start Data entries

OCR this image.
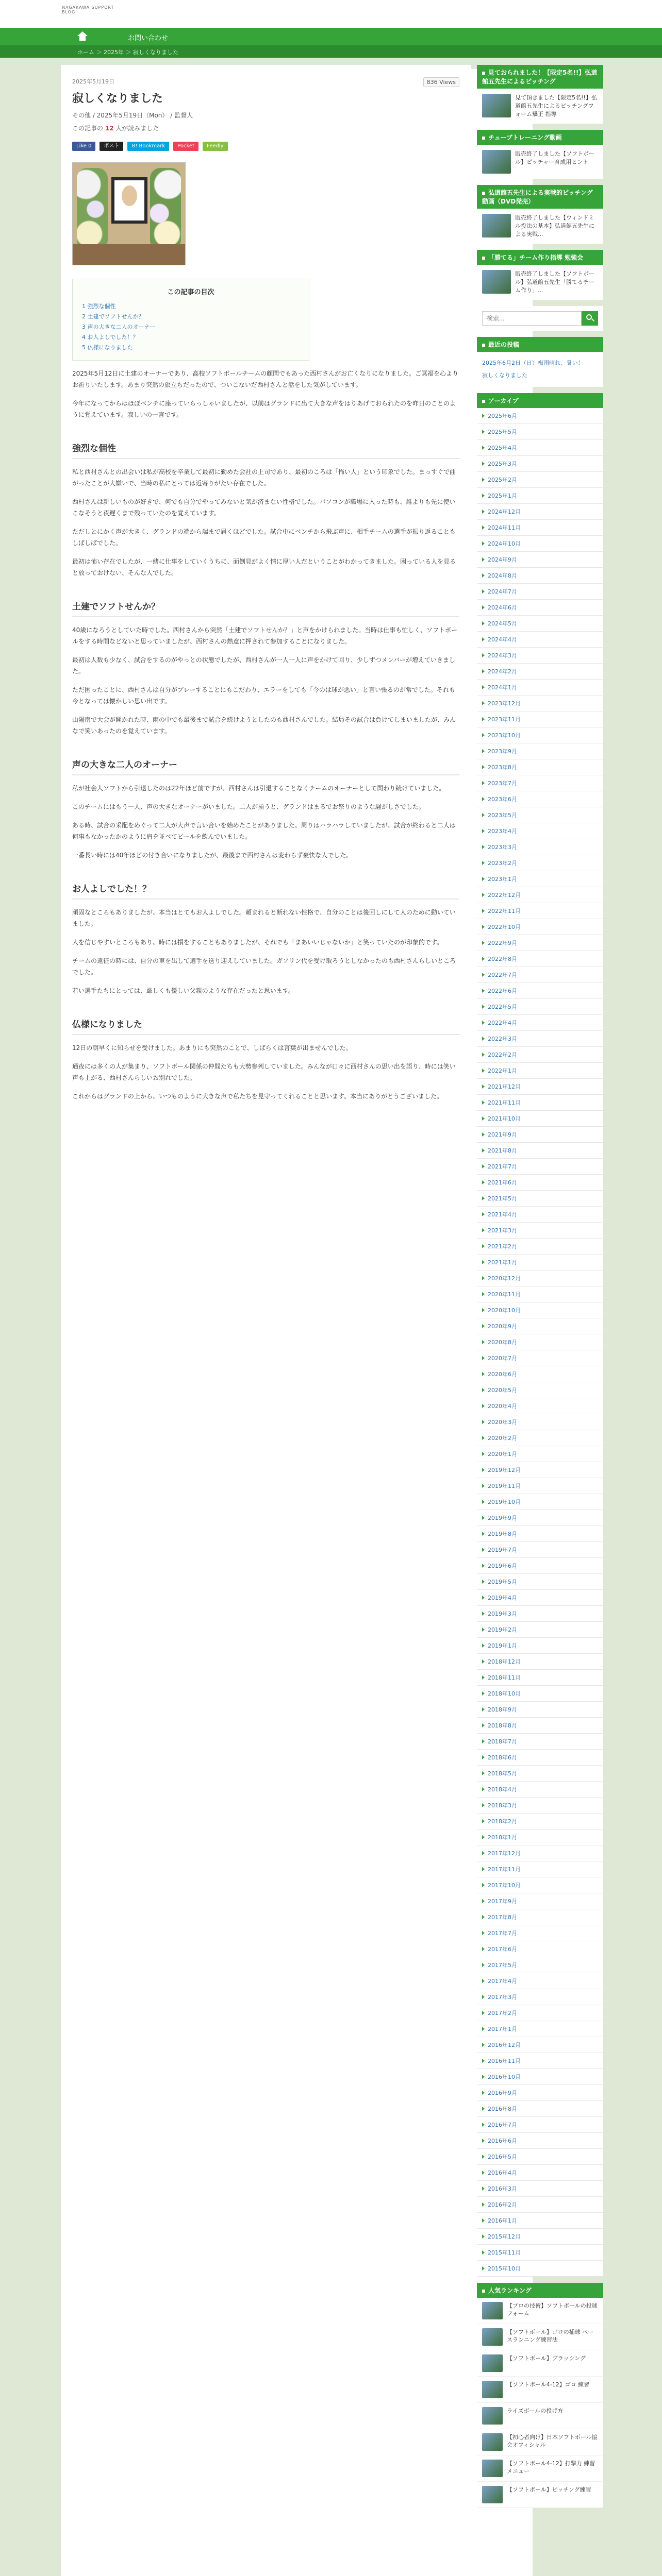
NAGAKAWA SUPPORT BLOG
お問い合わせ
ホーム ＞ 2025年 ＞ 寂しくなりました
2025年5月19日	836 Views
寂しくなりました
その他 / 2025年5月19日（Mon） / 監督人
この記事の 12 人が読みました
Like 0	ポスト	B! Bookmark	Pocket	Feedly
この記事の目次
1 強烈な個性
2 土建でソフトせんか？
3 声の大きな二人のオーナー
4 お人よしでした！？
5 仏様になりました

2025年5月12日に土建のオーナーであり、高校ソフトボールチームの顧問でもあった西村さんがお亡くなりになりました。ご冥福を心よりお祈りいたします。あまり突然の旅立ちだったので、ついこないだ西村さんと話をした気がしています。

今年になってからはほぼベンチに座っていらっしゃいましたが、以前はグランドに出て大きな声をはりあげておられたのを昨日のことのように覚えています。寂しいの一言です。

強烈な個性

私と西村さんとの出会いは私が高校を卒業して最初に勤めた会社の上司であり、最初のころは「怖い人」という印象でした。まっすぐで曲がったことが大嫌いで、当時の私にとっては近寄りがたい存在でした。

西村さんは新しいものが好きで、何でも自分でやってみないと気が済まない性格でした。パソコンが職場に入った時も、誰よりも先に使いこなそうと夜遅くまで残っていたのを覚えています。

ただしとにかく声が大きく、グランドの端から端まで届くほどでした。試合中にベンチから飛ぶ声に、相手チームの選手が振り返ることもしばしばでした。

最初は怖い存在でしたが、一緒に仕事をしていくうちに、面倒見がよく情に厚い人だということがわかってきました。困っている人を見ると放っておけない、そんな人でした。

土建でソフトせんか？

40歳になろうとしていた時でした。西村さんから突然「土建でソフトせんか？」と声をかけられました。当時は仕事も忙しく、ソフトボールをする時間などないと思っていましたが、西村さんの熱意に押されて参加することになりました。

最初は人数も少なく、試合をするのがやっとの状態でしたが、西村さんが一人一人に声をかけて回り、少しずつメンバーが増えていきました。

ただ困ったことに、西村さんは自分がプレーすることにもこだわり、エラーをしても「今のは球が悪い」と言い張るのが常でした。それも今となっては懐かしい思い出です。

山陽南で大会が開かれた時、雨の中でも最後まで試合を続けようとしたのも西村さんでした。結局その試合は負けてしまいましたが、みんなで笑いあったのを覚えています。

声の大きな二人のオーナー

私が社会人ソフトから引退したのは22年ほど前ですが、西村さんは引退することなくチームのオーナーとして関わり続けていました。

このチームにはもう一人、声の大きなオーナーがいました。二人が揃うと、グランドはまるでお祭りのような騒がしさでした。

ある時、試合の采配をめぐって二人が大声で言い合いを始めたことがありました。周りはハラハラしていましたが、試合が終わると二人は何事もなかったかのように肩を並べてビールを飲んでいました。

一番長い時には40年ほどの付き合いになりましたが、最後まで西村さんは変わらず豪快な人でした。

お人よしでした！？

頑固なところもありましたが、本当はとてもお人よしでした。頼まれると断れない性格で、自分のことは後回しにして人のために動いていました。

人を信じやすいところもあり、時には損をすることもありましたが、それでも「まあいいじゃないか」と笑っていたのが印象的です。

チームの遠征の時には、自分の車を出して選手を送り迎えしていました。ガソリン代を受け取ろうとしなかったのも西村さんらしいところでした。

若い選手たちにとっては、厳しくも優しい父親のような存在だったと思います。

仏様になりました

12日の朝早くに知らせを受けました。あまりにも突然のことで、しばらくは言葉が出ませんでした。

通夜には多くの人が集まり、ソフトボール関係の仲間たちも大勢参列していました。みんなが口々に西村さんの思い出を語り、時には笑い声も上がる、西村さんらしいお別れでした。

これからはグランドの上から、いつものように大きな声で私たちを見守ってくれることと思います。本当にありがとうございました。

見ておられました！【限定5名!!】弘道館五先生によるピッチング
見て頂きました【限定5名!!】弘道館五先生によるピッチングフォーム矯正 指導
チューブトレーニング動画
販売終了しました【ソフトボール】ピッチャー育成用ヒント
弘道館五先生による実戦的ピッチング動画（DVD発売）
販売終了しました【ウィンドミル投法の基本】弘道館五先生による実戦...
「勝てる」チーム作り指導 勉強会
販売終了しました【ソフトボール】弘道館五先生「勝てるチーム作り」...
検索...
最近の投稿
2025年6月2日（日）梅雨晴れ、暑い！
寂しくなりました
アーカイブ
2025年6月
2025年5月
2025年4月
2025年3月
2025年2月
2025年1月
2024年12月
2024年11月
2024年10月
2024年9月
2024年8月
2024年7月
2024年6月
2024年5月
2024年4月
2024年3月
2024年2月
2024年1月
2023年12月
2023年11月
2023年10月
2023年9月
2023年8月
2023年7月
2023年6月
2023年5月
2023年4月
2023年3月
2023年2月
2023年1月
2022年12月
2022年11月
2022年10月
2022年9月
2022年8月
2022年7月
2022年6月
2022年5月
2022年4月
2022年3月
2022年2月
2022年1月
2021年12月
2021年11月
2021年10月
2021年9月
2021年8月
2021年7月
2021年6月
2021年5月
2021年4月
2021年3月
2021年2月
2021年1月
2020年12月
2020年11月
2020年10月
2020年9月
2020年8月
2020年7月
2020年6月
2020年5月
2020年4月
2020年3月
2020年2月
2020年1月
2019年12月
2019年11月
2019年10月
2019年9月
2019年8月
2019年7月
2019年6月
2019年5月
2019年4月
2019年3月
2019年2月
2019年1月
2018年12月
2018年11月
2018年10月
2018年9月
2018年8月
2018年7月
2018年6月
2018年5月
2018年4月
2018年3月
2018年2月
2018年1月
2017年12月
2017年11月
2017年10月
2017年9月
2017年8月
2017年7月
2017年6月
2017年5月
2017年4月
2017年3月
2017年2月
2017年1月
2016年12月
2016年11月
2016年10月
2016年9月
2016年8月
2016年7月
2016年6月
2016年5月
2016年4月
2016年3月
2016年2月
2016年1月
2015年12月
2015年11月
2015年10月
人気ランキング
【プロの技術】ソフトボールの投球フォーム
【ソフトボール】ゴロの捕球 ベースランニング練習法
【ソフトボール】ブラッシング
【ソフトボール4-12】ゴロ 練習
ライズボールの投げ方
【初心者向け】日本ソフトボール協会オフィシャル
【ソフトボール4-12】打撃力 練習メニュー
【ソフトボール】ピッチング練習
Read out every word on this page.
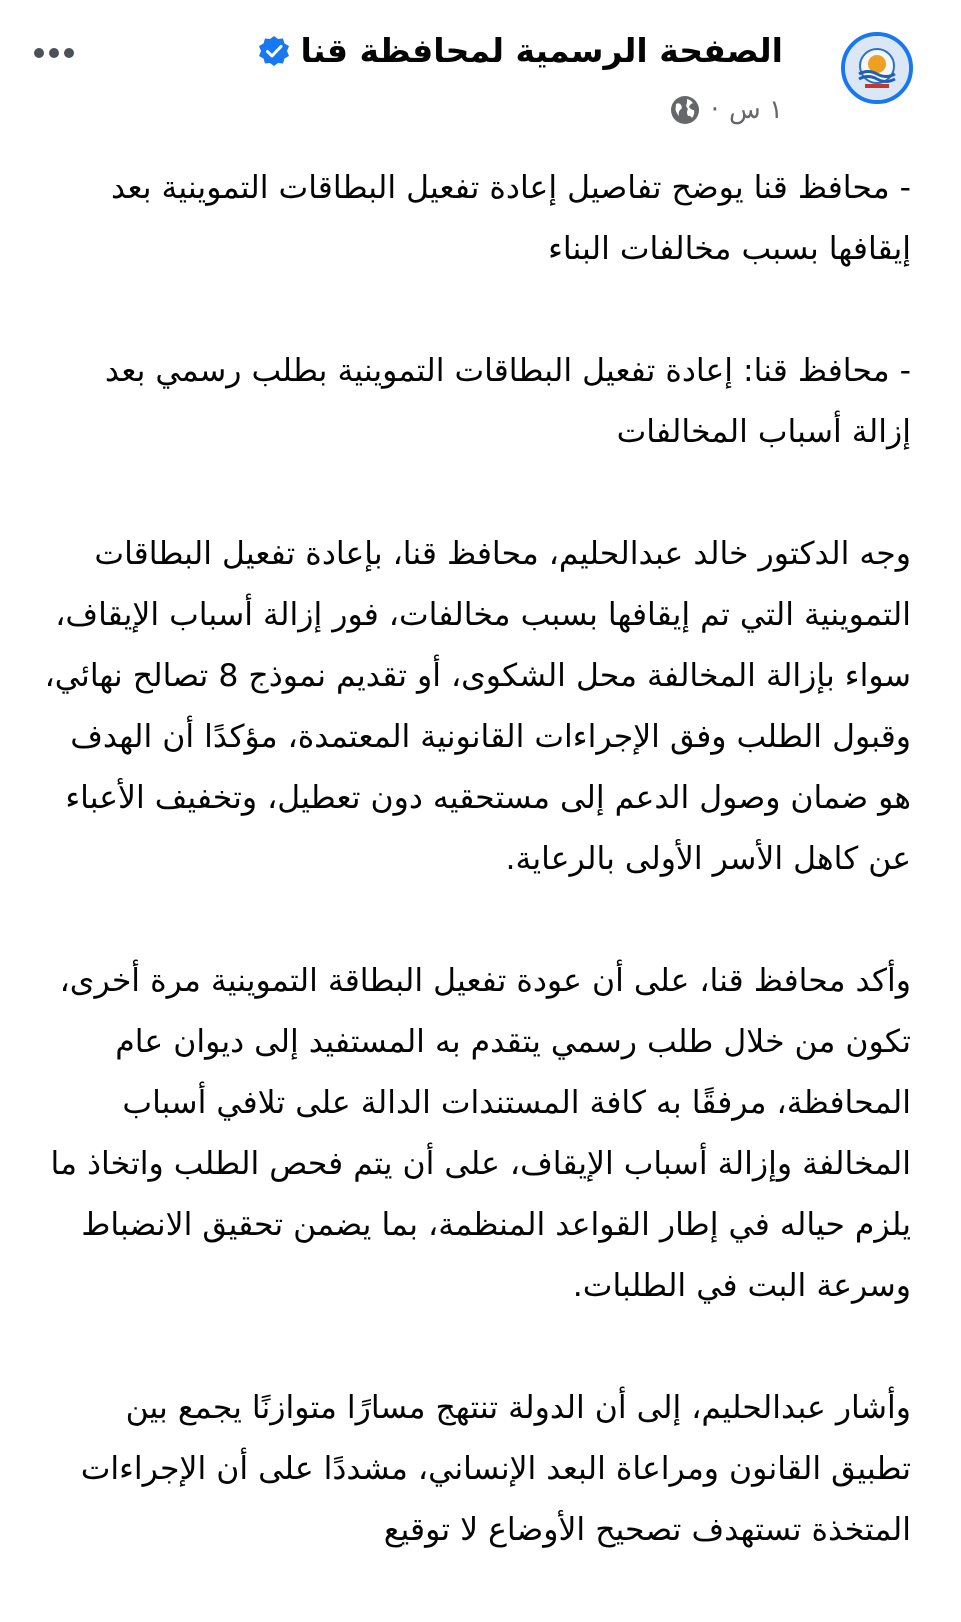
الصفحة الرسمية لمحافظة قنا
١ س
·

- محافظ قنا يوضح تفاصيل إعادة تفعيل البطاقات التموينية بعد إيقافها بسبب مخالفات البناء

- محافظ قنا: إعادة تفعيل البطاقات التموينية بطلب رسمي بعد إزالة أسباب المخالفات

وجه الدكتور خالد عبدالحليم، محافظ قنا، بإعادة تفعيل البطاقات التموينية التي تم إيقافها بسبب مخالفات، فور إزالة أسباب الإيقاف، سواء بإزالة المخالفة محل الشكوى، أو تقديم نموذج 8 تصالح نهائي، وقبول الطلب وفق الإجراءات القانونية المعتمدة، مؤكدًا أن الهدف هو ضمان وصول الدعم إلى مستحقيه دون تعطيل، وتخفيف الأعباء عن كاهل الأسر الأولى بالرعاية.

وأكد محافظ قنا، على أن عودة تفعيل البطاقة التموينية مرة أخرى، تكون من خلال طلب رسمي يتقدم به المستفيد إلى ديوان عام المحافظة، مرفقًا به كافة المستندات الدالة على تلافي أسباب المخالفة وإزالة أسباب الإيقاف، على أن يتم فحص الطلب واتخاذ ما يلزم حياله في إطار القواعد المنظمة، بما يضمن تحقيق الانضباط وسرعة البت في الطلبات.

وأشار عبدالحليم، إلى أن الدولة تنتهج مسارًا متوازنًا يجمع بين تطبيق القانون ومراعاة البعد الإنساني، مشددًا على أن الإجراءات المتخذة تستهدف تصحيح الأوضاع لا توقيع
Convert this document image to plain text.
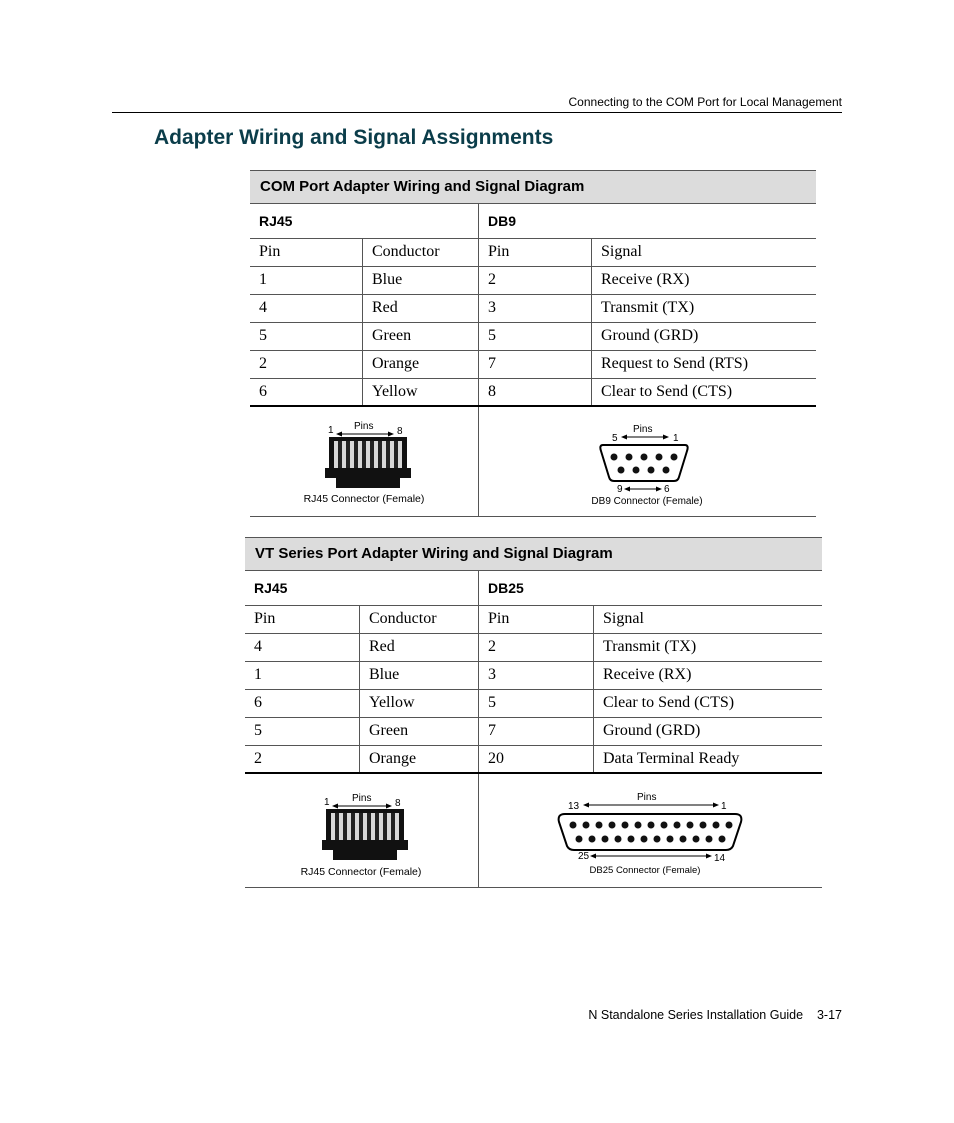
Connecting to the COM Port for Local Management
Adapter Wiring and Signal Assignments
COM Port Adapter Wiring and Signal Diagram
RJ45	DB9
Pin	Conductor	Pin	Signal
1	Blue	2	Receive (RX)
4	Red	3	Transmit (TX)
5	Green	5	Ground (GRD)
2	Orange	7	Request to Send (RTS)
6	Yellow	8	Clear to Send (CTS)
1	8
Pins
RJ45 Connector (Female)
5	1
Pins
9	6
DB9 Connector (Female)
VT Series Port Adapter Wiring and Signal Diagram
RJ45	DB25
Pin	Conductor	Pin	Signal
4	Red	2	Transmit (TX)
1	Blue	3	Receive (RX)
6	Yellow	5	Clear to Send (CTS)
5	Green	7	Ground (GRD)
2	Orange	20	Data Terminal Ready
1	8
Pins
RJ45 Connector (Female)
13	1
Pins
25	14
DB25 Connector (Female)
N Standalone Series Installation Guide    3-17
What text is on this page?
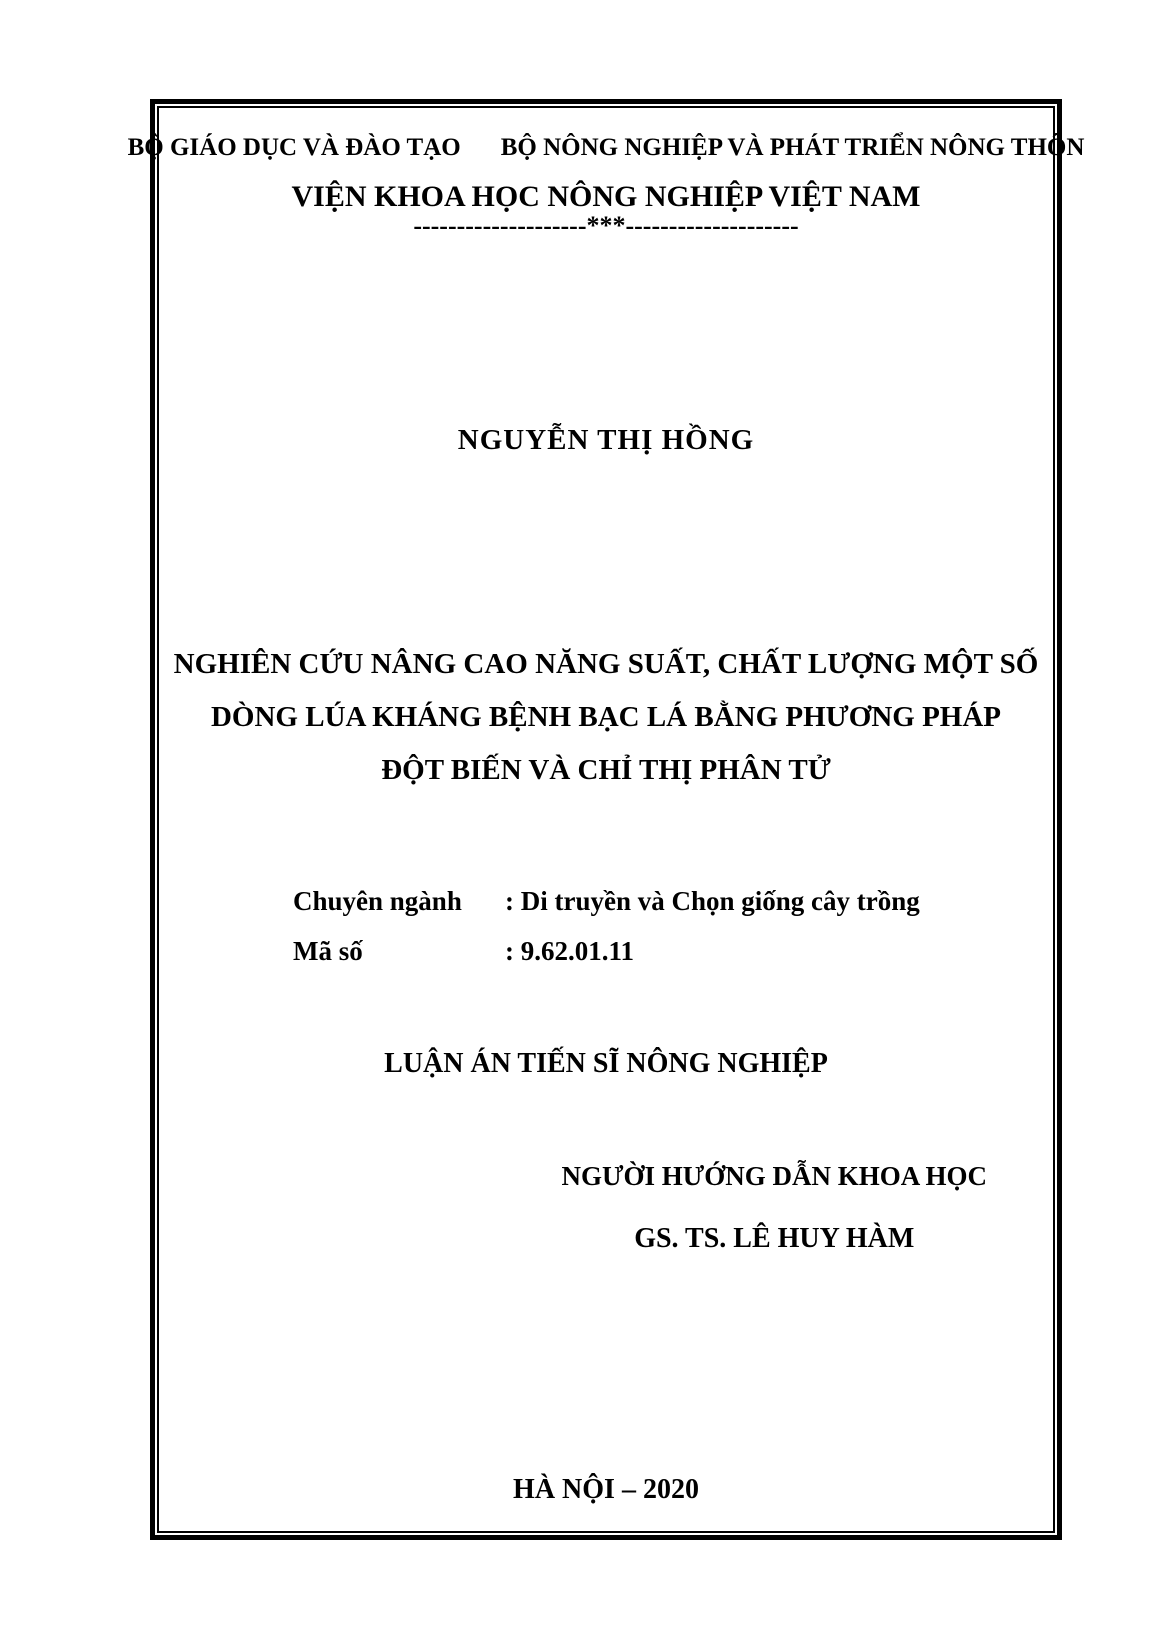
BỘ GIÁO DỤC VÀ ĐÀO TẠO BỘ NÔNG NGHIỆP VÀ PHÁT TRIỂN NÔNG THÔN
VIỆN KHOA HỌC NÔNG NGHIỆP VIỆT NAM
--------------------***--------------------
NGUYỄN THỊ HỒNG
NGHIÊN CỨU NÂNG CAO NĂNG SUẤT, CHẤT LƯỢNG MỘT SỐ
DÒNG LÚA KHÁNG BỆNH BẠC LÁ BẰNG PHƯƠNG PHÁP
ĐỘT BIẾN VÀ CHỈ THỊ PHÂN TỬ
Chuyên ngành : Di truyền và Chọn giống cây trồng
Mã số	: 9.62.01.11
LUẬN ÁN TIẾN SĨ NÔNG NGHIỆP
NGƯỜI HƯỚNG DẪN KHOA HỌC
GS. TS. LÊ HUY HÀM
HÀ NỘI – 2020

end Data entries

**Directive:**
Using the listing above, pick out each line that contains the word "Orange", then copy it.

**Result:**
2	Orange	7	Request to Send (RTS)
2	Orange	20	Data Terminal Ready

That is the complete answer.